Goal:
Reproduce the listing exactly and skip over any pictures.

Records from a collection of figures
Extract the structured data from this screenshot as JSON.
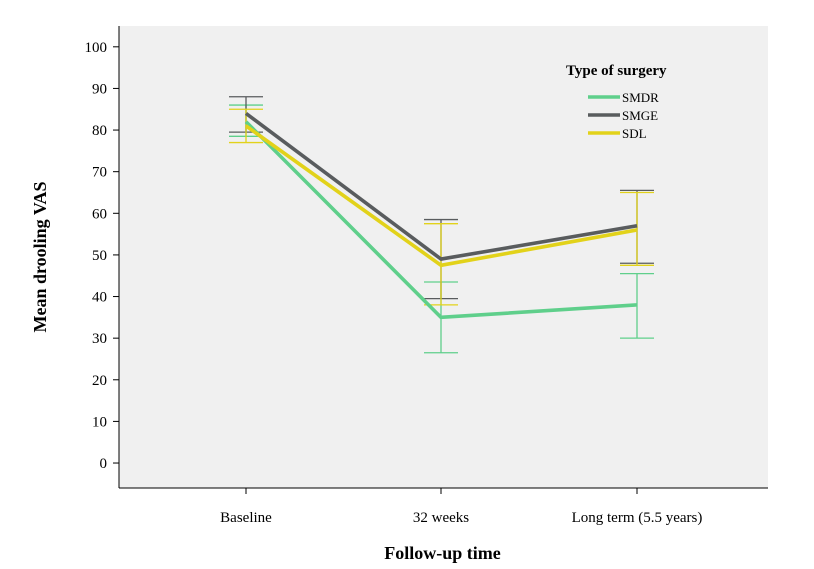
{
  "chart_data": {
    "type": "line",
    "xlabel": "Follow-up time",
    "ylabel": "Mean drooling VAS",
    "categories": [
      "Baseline",
      "32 weeks",
      "Long term (5.5 years)"
    ],
    "ylim": [
      -6,
      105
    ],
    "yticks": [
      0,
      10,
      20,
      30,
      40,
      50,
      60,
      70,
      80,
      90,
      100
    ],
    "grid": false,
    "background": "#f0f0f0",
    "legend": {
      "title": "Type of surgery",
      "placement": "top-right"
    },
    "series": [
      {
        "name": "SMDR",
        "color": "#5fcf8b",
        "values": [
          82,
          35,
          38
        ],
        "error_low": [
          78.5,
          26.5,
          30
        ],
        "error_high": [
          86,
          43.5,
          45.5
        ]
      },
      {
        "name": "SMGE",
        "color": "#595c5e",
        "values": [
          84,
          49,
          57
        ],
        "error_low": [
          79.5,
          39.5,
          48
        ],
        "error_high": [
          88,
          58.5,
          65.5
        ]
      },
      {
        "name": "SDL",
        "color": "#e2d21a",
        "values": [
          81,
          47.5,
          56
        ],
        "error_low": [
          77,
          38,
          47.5
        ],
        "error_high": [
          85,
          57.5,
          65
        ]
      }
    ]
  }
}
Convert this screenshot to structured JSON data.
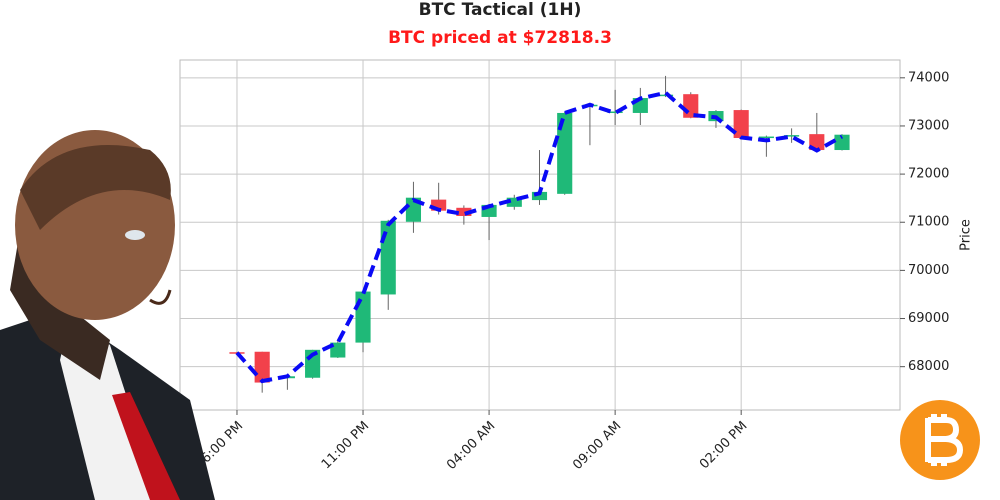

Response:
Extract the structured data from this screenshot as JSON.
{
  "chart_data": {
    "type": "line",
    "xlabel": "Follow-up time",
    "ylabel": "Mean drooling VAS",
    "categories": [
      "Baseline",
      "32 weeks",
      "Long term (5.5 years)"
    ],
    "ylim": [
      -6,
      105
    ],
    "yticks": [
      0,
      10,
      20,
      30,
      40,
      50,
      60,
      70,
      80,
      90,
      100
    ],
    "grid": false,
    "background": "#f0f0f0",
    "legend": {
      "title": "Type of surgery",
      "placement": "top-right"
    },
    "series": [
      {
        "name": "SMDR",
        "color": "#5fcf8b",
        "values": [
          82,
          35,
          38
        ],
        "error_low": [
          78.5,
          26.5,
          30
        ],
        "error_high": [
          86,
          43.5,
          45.5
        ]
      },
      {
        "name": "SMGE",
        "color": "#595c5e",
        "values": [
          84,
          49,
          57
        ],
        "error_low": [
          79.5,
          39.5,
          48
        ],
        "error_high": [
          88,
          58.5,
          65.5
        ]
      },
      {
        "name": "SDL",
        "color": "#e2d21a",
        "values": [
          81,
          47.5,
          56
        ],
        "error_low": [
          77,
          38,
          47.5
        ],
        "error_high": [
          85,
          57.5,
          65
        ]
      }
    ]
  }
}
Convert this screenshot to structured JSON data.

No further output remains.